## Data
The model I used (which performed fairly well - top 3%) was a very simple random forest model. I think what helped the model overperform some others was the data that I used.

I scraped historical NCAAM data from ESPN. Beginning in 2008 (the first year that BPI rankings are available on ESPN), I pulled many different team statistics for each team that played Division I basketball:

* Team Wins/Losses
* Team Stats
    * Points
    * Rebounds
    * Assists
    * Steals
    * FG%
    * etc.
* Strength of Schedule Ranking
* Strength of Record Ranking
* BPI Ranking
* and a few more

From there, I built a dataset that contained games from each March Madness tournament since 2008. In this dataset, I included all the team stats listed above as well as the team's seed and the outcome of the game.

In [None]:
import pandas as pd
import numpy as np
import csv
from sklearn.model_selection import train_test_split
from sklearn.ensemble import RandomForestClassifier
from sklearn.metrics import accuracy_score, log_loss
import matplotlib.pyplot as plt

In [None]:
df = pd.read_csv('../input/ncaam-2022/MARCH_MADNESS_DATA.csv')
df.head()

In [None]:
df = df.drop(columns=['T1NAME','T2NAME','T1SCORE','T2SCORE','REGION','YEAR','ROUND',
                      'T1ID','T1HW','T1HL','T1AW','T1AL','T1HREC','T1AREC',
                      'T2ID','T2HW','T2HL','T2AW','T2AL','T2HREC','T2AREC',])
df = df.dropna()

In [None]:
x = df.iloc[:,:-1]
y = df.WINNER

In [None]:
train_x, test_x, train_y, test_y = train_test_split(x, y, test_size=0.2, random_state=99)

Data shown →
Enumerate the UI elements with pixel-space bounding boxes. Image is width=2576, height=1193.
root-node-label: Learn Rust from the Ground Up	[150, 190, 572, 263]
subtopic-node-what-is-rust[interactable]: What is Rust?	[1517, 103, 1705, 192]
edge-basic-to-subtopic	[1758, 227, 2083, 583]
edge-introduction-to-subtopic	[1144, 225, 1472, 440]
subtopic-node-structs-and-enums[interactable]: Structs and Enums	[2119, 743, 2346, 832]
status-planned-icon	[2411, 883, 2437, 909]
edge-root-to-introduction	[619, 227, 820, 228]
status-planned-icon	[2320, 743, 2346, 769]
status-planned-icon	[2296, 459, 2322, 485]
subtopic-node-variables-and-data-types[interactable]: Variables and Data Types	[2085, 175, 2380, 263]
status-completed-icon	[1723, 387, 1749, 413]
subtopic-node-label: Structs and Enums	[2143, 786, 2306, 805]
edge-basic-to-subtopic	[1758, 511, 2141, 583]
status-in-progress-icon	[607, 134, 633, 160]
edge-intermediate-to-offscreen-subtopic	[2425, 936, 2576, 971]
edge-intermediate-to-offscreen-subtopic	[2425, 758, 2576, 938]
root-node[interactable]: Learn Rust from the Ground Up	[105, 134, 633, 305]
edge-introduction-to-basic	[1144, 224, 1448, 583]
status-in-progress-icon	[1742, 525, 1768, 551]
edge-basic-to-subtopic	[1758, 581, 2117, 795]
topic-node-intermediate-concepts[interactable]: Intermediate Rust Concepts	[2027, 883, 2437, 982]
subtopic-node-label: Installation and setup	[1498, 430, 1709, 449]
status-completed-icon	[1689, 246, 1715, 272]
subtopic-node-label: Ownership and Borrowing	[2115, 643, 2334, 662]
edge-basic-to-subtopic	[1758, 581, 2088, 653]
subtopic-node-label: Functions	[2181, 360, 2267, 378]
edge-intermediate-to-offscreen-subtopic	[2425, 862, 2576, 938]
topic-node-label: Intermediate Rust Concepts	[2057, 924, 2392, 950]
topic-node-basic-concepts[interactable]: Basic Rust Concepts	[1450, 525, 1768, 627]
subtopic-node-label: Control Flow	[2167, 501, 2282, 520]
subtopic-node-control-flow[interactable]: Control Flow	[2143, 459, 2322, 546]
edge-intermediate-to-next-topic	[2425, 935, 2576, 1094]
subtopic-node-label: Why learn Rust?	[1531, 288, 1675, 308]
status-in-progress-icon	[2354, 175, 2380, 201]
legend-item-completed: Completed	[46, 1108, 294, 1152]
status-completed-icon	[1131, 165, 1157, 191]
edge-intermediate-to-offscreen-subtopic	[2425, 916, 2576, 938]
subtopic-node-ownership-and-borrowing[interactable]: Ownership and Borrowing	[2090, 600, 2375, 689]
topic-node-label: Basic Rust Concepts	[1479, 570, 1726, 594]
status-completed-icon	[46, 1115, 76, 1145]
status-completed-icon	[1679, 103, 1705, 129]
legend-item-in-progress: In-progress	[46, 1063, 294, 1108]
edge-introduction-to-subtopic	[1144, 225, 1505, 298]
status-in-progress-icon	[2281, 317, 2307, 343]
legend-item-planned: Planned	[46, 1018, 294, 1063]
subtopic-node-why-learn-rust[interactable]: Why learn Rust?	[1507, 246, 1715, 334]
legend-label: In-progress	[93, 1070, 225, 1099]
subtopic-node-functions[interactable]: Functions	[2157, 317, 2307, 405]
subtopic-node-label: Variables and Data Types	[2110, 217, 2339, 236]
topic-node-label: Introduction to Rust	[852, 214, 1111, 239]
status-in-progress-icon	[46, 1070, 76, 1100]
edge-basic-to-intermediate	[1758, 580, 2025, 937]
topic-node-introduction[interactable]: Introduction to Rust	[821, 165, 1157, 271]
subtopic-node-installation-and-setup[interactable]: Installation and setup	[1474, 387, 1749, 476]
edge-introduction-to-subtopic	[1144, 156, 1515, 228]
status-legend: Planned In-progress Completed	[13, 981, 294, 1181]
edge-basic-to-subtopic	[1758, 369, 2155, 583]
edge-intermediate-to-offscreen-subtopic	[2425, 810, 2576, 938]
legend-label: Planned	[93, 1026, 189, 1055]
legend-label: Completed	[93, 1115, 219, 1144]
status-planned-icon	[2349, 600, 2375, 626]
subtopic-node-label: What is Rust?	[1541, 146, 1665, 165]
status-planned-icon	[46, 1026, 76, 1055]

Required work →
a) In the March Madness model write-up, why does the scraped ESPN data begin in 2008? Answer in one to three sentences.
b) Output the passage of the March Madness model write-up from "From there, I" up to and including "df = pd.read_csv('../input/ncaam-2022/MARCH_MADNESS_DATA.csv')", unchanged.

Answers for the exercise →
a) The data begins in 2008 because that is the first year ESPN makes BPI rankings available. BPI Ranking is one of the team statistics pulled for each Division I team.

b)
From there, I built a dataset that contained games from each March Madness tournament since 2008. In this dataset, I included all the team stats listed above as well as the team's seed and the outcome of the game.

In [None]:
import pandas as pd
import numpy as np
import csv
from sklearn.model_selection import train_test_split
from sklearn.ensemble import RandomForestClassifier
from sklearn.metrics import accuracy_score, log_loss
import matplotlib.pyplot as plt

In [None]:
df = pd.read_csv('../input/ncaam-2022/MARCH_MADNESS_DATA.csv')